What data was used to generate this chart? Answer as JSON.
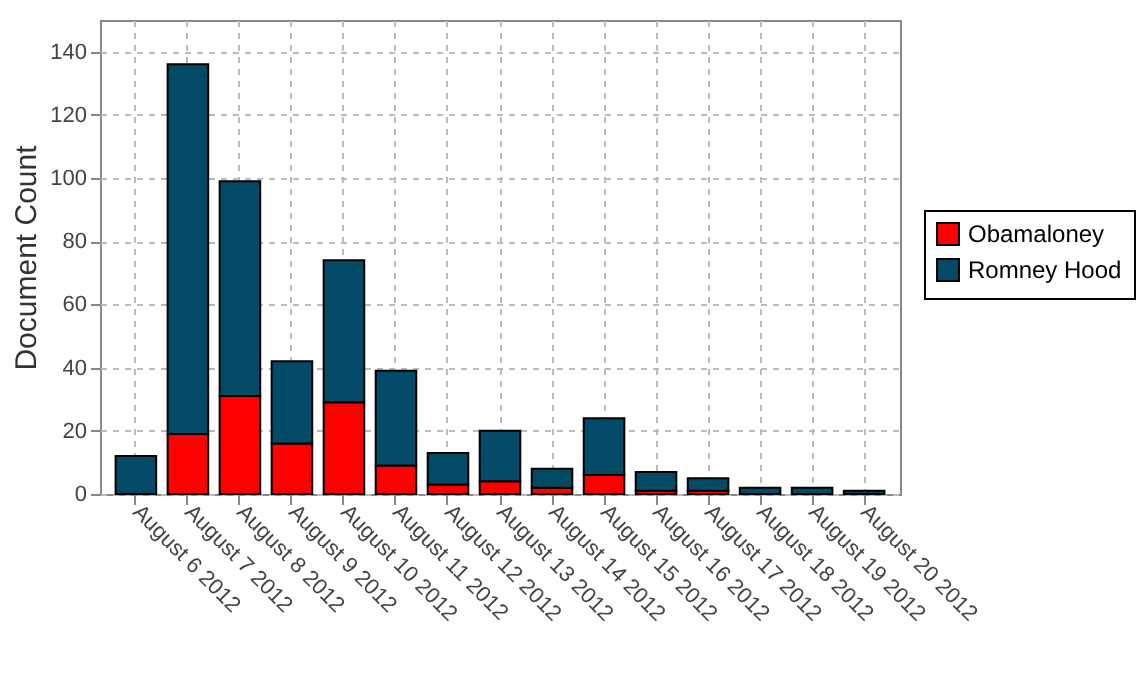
{
  "chart_data": {
    "type": "bar",
    "stacked": true,
    "ylabel": "Document Count",
    "categories": [
      "August 6 2012",
      "August 7 2012",
      "August 8 2012",
      "August 9 2012",
      "August 10 2012",
      "August 11 2012",
      "August 12 2012",
      "August 13 2012",
      "August 14 2012",
      "August 15 2012",
      "August 16 2012",
      "August 17 2012",
      "August 18 2012",
      "August 19 2012",
      "August 20 2012"
    ],
    "series": [
      {
        "name": "Obamaloney",
        "color": "#ff0000",
        "values": [
          null,
          19,
          31,
          16,
          29,
          9,
          3,
          4,
          2,
          6,
          1,
          1,
          null,
          null,
          null
        ]
      },
      {
        "name": "Romney Hood",
        "color": "#034a66",
        "values": [
          12,
          117,
          68,
          26,
          45,
          30,
          10,
          16,
          6,
          18,
          6,
          4,
          2,
          2,
          1
        ]
      }
    ],
    "ylim": [
      0,
      150
    ],
    "yticks": [
      0,
      20,
      40,
      60,
      80,
      100,
      120,
      140
    ],
    "grid": true,
    "legend": "right"
  }
}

★ ★ ★

Take the listing above and restate it word for word, without its pictures.

* _WRITTEN ANSWER_
What data was used to generate this chart? Answer as JSON.
{
  "chart_data": {
    "type": "bar",
    "stacked": true,
    "ylabel": "Document Count",
    "categories": [
      "August 6 2012",
      "August 7 2012",
      "August 8 2012",
      "August 9 2012",
      "August 10 2012",
      "August 11 2012",
      "August 12 2012",
      "August 13 2012",
      "August 14 2012",
      "August 15 2012",
      "August 16 2012",
      "August 17 2012",
      "August 18 2012",
      "August 19 2012",
      "August 20 2012"
    ],
    "series": [
      {
        "name": "Obamaloney",
        "color": "#ff0000",
        "values": [
          null,
          19,
          31,
          16,
          29,
          9,
          3,
          4,
          2,
          6,
          1,
          1,
          null,
          null,
          null
        ]
      },
      {
        "name": "Romney Hood",
        "color": "#034a66",
        "values": [
          12,
          117,
          68,
          26,
          45,
          30,
          10,
          16,
          6,
          18,
          6,
          4,
          2,
          2,
          1
        ]
      }
    ],
    "ylim": [
      0,
      150
    ],
    "yticks": [
      0,
      20,
      40,
      60,
      80,
      100,
      120,
      140
    ],
    "grid": true,
    "legend": "right"
  }
}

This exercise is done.